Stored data
START

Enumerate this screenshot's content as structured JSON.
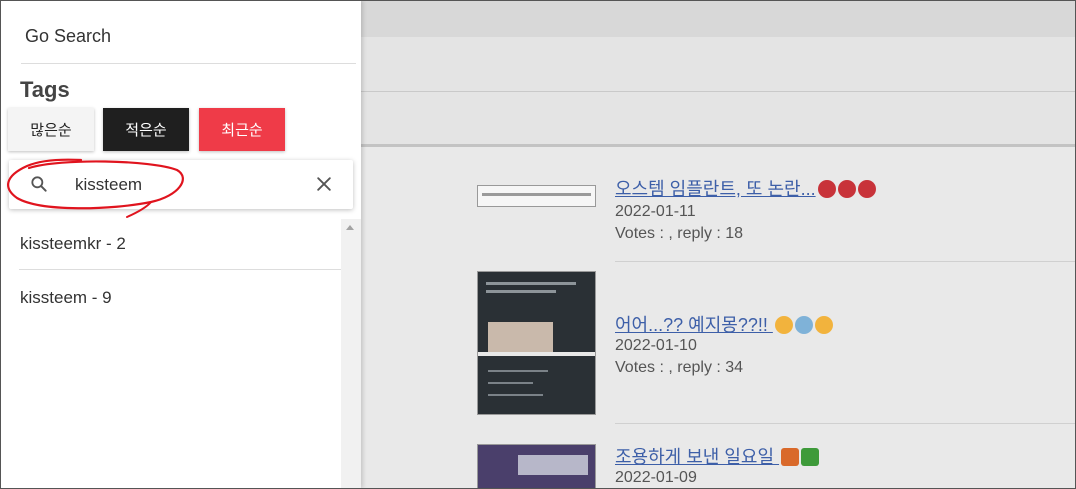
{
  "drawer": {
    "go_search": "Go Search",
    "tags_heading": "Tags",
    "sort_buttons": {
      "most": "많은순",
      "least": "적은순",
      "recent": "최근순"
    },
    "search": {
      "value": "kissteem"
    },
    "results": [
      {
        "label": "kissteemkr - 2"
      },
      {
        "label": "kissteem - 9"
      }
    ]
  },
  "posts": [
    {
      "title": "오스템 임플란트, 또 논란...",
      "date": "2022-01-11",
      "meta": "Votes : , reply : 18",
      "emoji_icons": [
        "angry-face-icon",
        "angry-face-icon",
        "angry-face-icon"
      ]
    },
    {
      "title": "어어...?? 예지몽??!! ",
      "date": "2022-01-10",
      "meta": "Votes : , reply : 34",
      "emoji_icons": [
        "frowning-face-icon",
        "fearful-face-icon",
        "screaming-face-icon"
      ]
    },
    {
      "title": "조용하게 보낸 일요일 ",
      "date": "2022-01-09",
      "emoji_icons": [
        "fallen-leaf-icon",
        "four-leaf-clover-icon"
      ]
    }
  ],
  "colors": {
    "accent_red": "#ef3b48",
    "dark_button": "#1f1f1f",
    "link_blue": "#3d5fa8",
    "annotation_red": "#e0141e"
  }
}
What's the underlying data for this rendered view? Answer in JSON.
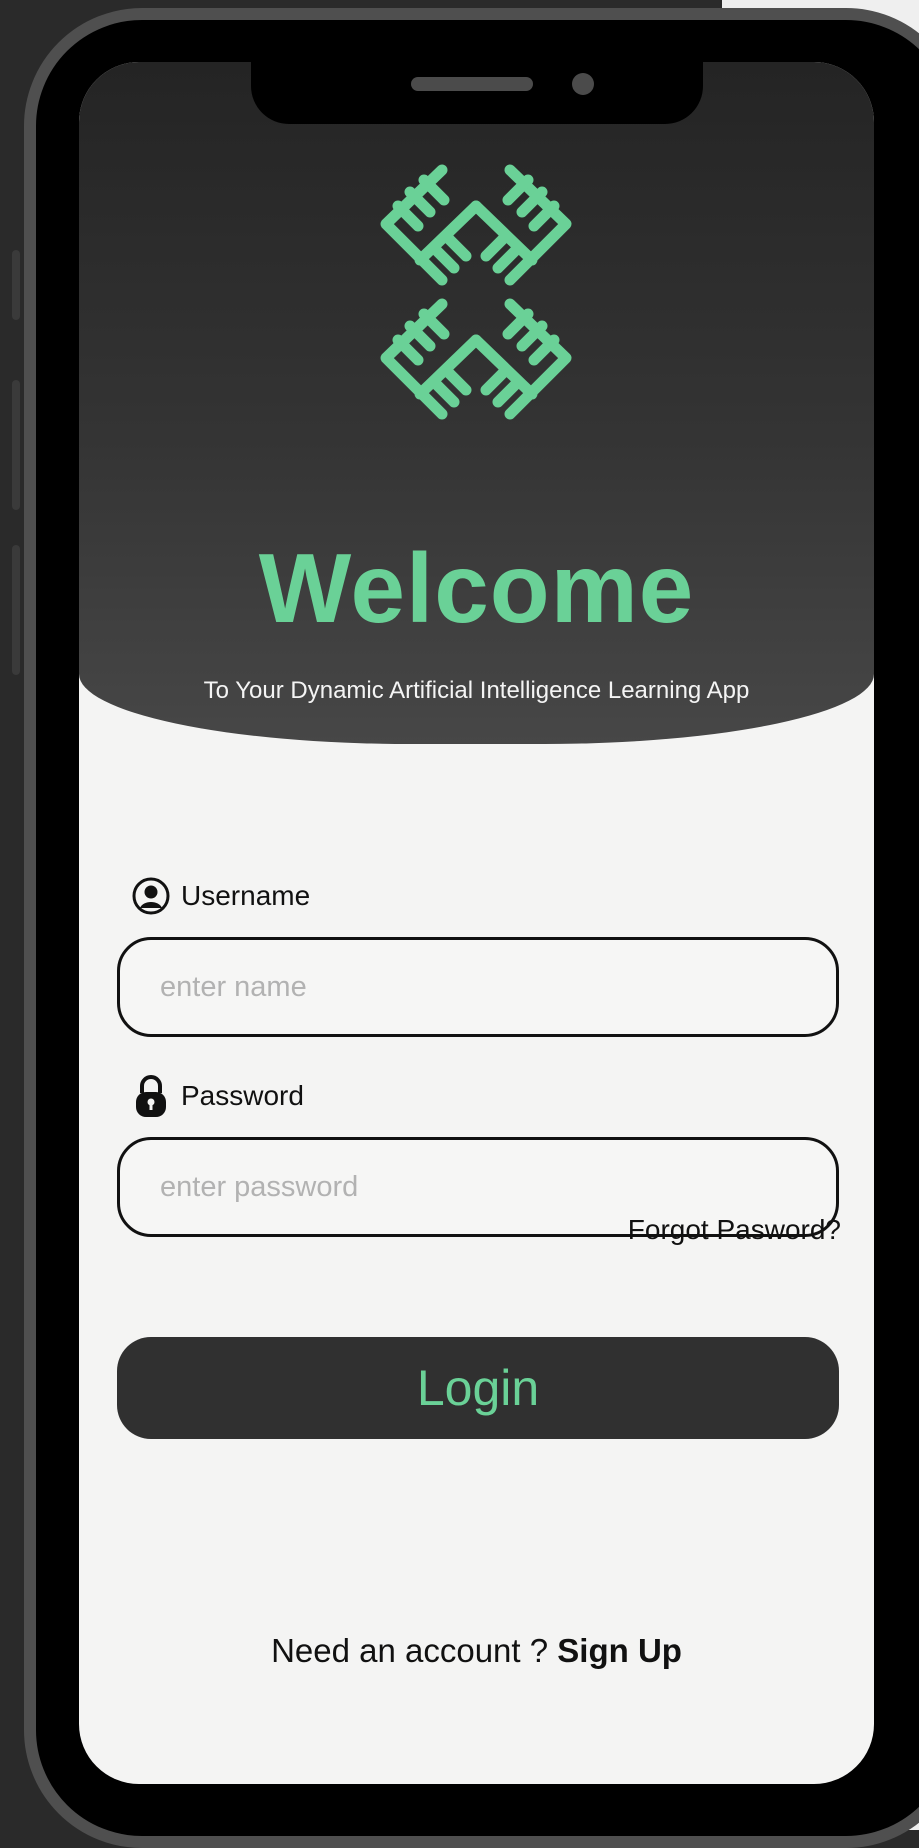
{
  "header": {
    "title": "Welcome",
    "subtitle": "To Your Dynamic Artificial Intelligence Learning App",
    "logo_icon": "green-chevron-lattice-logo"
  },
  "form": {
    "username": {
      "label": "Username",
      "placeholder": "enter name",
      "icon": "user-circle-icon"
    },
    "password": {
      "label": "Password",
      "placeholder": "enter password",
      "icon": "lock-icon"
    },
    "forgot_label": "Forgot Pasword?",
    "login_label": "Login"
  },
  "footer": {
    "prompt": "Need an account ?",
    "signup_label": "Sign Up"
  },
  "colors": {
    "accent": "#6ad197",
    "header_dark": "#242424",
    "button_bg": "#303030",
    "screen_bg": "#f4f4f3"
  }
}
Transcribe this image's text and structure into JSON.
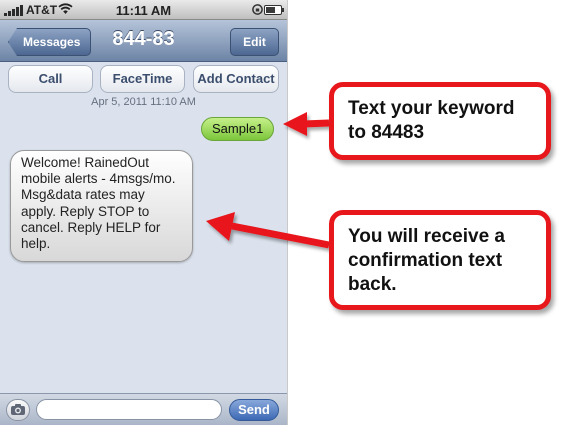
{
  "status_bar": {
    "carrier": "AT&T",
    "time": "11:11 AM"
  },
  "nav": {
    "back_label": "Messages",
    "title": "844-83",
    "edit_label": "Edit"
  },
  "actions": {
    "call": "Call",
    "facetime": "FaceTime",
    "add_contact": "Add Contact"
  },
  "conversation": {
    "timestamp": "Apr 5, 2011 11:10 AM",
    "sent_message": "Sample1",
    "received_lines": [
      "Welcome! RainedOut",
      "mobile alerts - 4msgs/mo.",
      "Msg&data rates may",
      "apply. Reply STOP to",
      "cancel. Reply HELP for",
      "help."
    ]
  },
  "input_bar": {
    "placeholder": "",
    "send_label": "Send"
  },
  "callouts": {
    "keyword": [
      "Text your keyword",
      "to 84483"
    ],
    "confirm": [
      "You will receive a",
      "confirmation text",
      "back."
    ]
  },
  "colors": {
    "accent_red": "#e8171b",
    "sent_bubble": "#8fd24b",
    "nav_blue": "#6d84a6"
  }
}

END

Direction - With the pictures left out, please output each line from the one containing "Transcribe this image's" through the end of the entries, exactly as it is.

Finished exercise -
Transcribe this image's text and structure into JSON.
{
  "status_bar": {
    "carrier": "AT&T",
    "time": "11:11 AM"
  },
  "nav": {
    "back_label": "Messages",
    "title": "844-83",
    "edit_label": "Edit"
  },
  "actions": {
    "call": "Call",
    "facetime": "FaceTime",
    "add_contact": "Add Contact"
  },
  "conversation": {
    "timestamp": "Apr 5, 2011 11:10 AM",
    "sent_message": "Sample1",
    "received_lines": [
      "Welcome! RainedOut",
      "mobile alerts - 4msgs/mo.",
      "Msg&data rates may",
      "apply. Reply STOP to",
      "cancel. Reply HELP for",
      "help."
    ]
  },
  "input_bar": {
    "placeholder": "",
    "send_label": "Send"
  },
  "callouts": {
    "keyword": [
      "Text your keyword",
      "to 84483"
    ],
    "confirm": [
      "You will receive a",
      "confirmation text",
      "back."
    ]
  },
  "colors": {
    "accent_red": "#e8171b",
    "sent_bubble": "#8fd24b",
    "nav_blue": "#6d84a6"
  }
}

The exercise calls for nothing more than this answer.